Problem details:
Repeat each entry as written and leave the images out of the copy.
** START OF Material for the task **
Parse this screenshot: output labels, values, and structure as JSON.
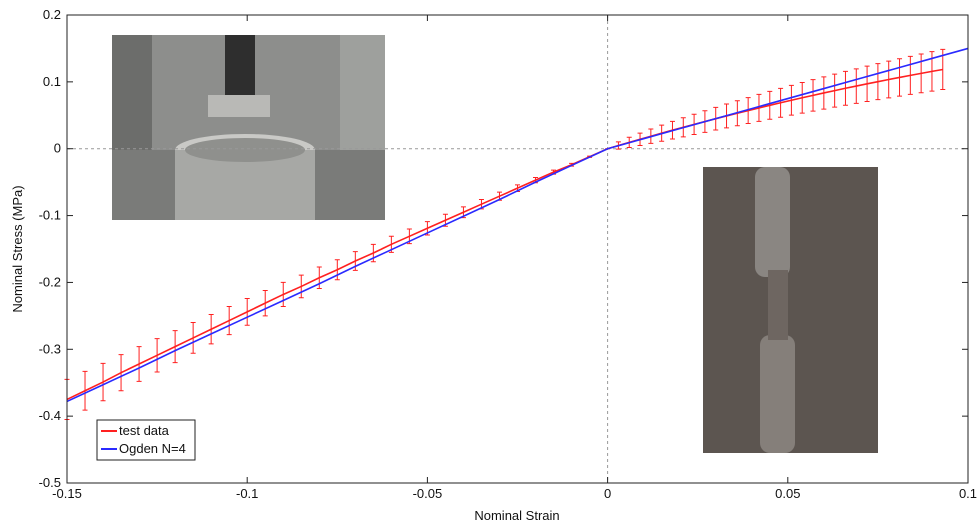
{
  "chart_data": {
    "type": "line",
    "x_label": "Nominal Strain",
    "y_label": "Nominal Stress (MPa)",
    "xlim": [
      -0.15,
      0.1
    ],
    "ylim": [
      -0.5,
      0.2
    ],
    "xticks": [
      -0.15,
      -0.1,
      -0.05,
      0,
      0.05,
      0.1
    ],
    "yticks": [
      -0.5,
      -0.4,
      -0.3,
      -0.2,
      -0.1,
      0,
      0.1,
      0.2
    ],
    "legend": "lower left",
    "series": [
      {
        "name": "test data",
        "color": "#ff2020",
        "x": [
          -0.15,
          -0.145,
          -0.14,
          -0.135,
          -0.13,
          -0.125,
          -0.12,
          -0.115,
          -0.11,
          -0.105,
          -0.1,
          -0.095,
          -0.09,
          -0.085,
          -0.08,
          -0.075,
          -0.07,
          -0.065,
          -0.06,
          -0.055,
          -0.05,
          -0.045,
          -0.04,
          -0.035,
          -0.03,
          -0.025,
          -0.02,
          -0.015,
          -0.01,
          -0.005,
          0,
          0.003,
          0.006,
          0.009,
          0.012,
          0.015,
          0.018,
          0.021,
          0.024,
          0.027,
          0.03,
          0.033,
          0.036,
          0.039,
          0.042,
          0.045,
          0.048,
          0.051,
          0.054,
          0.057,
          0.06,
          0.063,
          0.066,
          0.069,
          0.072,
          0.075,
          0.078,
          0.081,
          0.084,
          0.087,
          0.09,
          0.093
        ],
        "values": [
          -0.375,
          -0.362,
          -0.349,
          -0.335,
          -0.322,
          -0.309,
          -0.296,
          -0.283,
          -0.27,
          -0.257,
          -0.244,
          -0.231,
          -0.218,
          -0.206,
          -0.193,
          -0.181,
          -0.168,
          -0.156,
          -0.143,
          -0.131,
          -0.119,
          -0.107,
          -0.095,
          -0.083,
          -0.071,
          -0.059,
          -0.047,
          -0.035,
          -0.024,
          -0.012,
          0,
          0.0048,
          0.0095,
          0.0141,
          0.0187,
          0.0232,
          0.0277,
          0.0321,
          0.0364,
          0.0406,
          0.0449,
          0.049,
          0.0531,
          0.0571,
          0.061,
          0.0649,
          0.0687,
          0.0725,
          0.0762,
          0.0798,
          0.0834,
          0.0869,
          0.0904,
          0.0937,
          0.0971,
          0.1003,
          0.1035,
          0.1066,
          0.1097,
          0.1127,
          0.1157,
          0.1185
        ],
        "errors": [
          0.03,
          0.029,
          0.028,
          0.027,
          0.026,
          0.025,
          0.024,
          0.023,
          0.022,
          0.021,
          0.02,
          0.019,
          0.018,
          0.017,
          0.016,
          0.015,
          0.014,
          0.013,
          0.012,
          0.011,
          0.01,
          0.009,
          0.008,
          0.007,
          0.006,
          0.005,
          0.004,
          0.003,
          0.002,
          0.001,
          0,
          0.0054,
          0.0076,
          0.0093,
          0.0108,
          0.0121,
          0.0132,
          0.0143,
          0.0152,
          0.0162,
          0.017,
          0.0179,
          0.0187,
          0.0194,
          0.0202,
          0.0209,
          0.0216,
          0.0222,
          0.0229,
          0.0235,
          0.0241,
          0.0247,
          0.0253,
          0.0258,
          0.0264,
          0.0269,
          0.0275,
          0.028,
          0.0285,
          0.029,
          0.0295,
          0.03
        ]
      },
      {
        "name": "Ogden N=4",
        "color": "#2a2aff",
        "x": [
          -0.15,
          -0.14,
          -0.13,
          -0.12,
          -0.11,
          -0.1,
          -0.09,
          -0.08,
          -0.07,
          -0.06,
          -0.05,
          -0.04,
          -0.03,
          -0.02,
          -0.01,
          0,
          0.01,
          0.02,
          0.03,
          0.04,
          0.05,
          0.06,
          0.07,
          0.08,
          0.09,
          0.1
        ],
        "values": [
          -0.378,
          -0.353,
          -0.328,
          -0.302,
          -0.277,
          -0.252,
          -0.227,
          -0.202,
          -0.176,
          -0.151,
          -0.126,
          -0.101,
          -0.076,
          -0.05,
          -0.025,
          0,
          0.015,
          0.03,
          0.045,
          0.06,
          0.075,
          0.09,
          0.105,
          0.12,
          0.135,
          0.15
        ]
      }
    ]
  }
}
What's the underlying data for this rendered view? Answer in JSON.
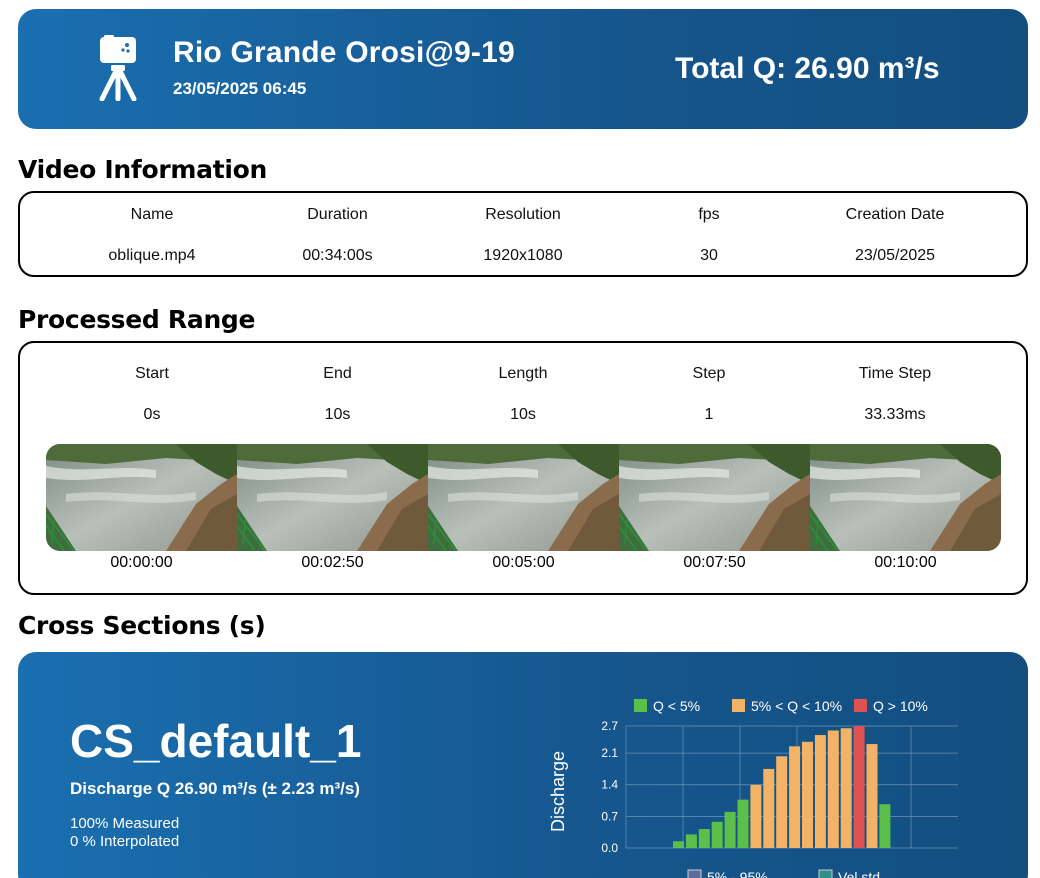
** END OF Material for the task **
Exercise result:
Parse this screenshot: output labels, values, and structure as JSON.
{
  "chart_data": {
    "type": "line",
    "x_label": "Nominal Strain",
    "y_label": "Nominal Stress (MPa)",
    "xlim": [
      -0.15,
      0.1
    ],
    "ylim": [
      -0.5,
      0.2
    ],
    "xticks": [
      -0.15,
      -0.1,
      -0.05,
      0,
      0.05,
      0.1
    ],
    "yticks": [
      -0.5,
      -0.4,
      -0.3,
      -0.2,
      -0.1,
      0,
      0.1,
      0.2
    ],
    "legend": "lower left",
    "series": [
      {
        "name": "test data",
        "color": "#ff2020",
        "x": [
          -0.15,
          -0.145,
          -0.14,
          -0.135,
          -0.13,
          -0.125,
          -0.12,
          -0.115,
          -0.11,
          -0.105,
          -0.1,
          -0.095,
          -0.09,
          -0.085,
          -0.08,
          -0.075,
          -0.07,
          -0.065,
          -0.06,
          -0.055,
          -0.05,
          -0.045,
          -0.04,
          -0.035,
          -0.03,
          -0.025,
          -0.02,
          -0.015,
          -0.01,
          -0.005,
          0,
          0.003,
          0.006,
          0.009,
          0.012,
          0.015,
          0.018,
          0.021,
          0.024,
          0.027,
          0.03,
          0.033,
          0.036,
          0.039,
          0.042,
          0.045,
          0.048,
          0.051,
          0.054,
          0.057,
          0.06,
          0.063,
          0.066,
          0.069,
          0.072,
          0.075,
          0.078,
          0.081,
          0.084,
          0.087,
          0.09,
          0.093
        ],
        "values": [
          -0.375,
          -0.362,
          -0.349,
          -0.335,
          -0.322,
          -0.309,
          -0.296,
          -0.283,
          -0.27,
          -0.257,
          -0.244,
          -0.231,
          -0.218,
          -0.206,
          -0.193,
          -0.181,
          -0.168,
          -0.156,
          -0.143,
          -0.131,
          -0.119,
          -0.107,
          -0.095,
          -0.083,
          -0.071,
          -0.059,
          -0.047,
          -0.035,
          -0.024,
          -0.012,
          0,
          0.0048,
          0.0095,
          0.0141,
          0.0187,
          0.0232,
          0.0277,
          0.0321,
          0.0364,
          0.0406,
          0.0449,
          0.049,
          0.0531,
          0.0571,
          0.061,
          0.0649,
          0.0687,
          0.0725,
          0.0762,
          0.0798,
          0.0834,
          0.0869,
          0.0904,
          0.0937,
          0.0971,
          0.1003,
          0.1035,
          0.1066,
          0.1097,
          0.1127,
          0.1157,
          0.1185
        ],
        "errors": [
          0.03,
          0.029,
          0.028,
          0.027,
          0.026,
          0.025,
          0.024,
          0.023,
          0.022,
          0.021,
          0.02,
          0.019,
          0.018,
          0.017,
          0.016,
          0.015,
          0.014,
          0.013,
          0.012,
          0.011,
          0.01,
          0.009,
          0.008,
          0.007,
          0.006,
          0.005,
          0.004,
          0.003,
          0.002,
          0.001,
          0,
          0.0054,
          0.0076,
          0.0093,
          0.0108,
          0.0121,
          0.0132,
          0.0143,
          0.0152,
          0.0162,
          0.017,
          0.0179,
          0.0187,
          0.0194,
          0.0202,
          0.0209,
          0.0216,
          0.0222,
          0.0229,
          0.0235,
          0.0241,
          0.0247,
          0.0253,
          0.0258,
          0.0264,
          0.0269,
          0.0275,
          0.028,
          0.0285,
          0.029,
          0.0295,
          0.03
        ]
      },
      {
        "name": "Ogden N=4",
        "color": "#2a2aff",
        "x": [
          -0.15,
          -0.14,
          -0.13,
          -0.12,
          -0.11,
          -0.1,
          -0.09,
          -0.08,
          -0.07,
          -0.06,
          -0.05,
          -0.04,
          -0.03,
          -0.02,
          -0.01,
          0,
          0.01,
          0.02,
          0.03,
          0.04,
          0.05,
          0.06,
          0.07,
          0.08,
          0.09,
          0.1
        ],
        "values": [
          -0.378,
          -0.353,
          -0.328,
          -0.302,
          -0.277,
          -0.252,
          -0.227,
          -0.202,
          -0.176,
          -0.151,
          -0.126,
          -0.101,
          -0.076,
          -0.05,
          -0.025,
          0,
          0.015,
          0.03,
          0.045,
          0.06,
          0.075,
          0.09,
          0.105,
          0.12,
          0.135,
          0.15
        ]
      }
    ]
  }
}
What's the underlying data for this rendered view? Answer in JSON.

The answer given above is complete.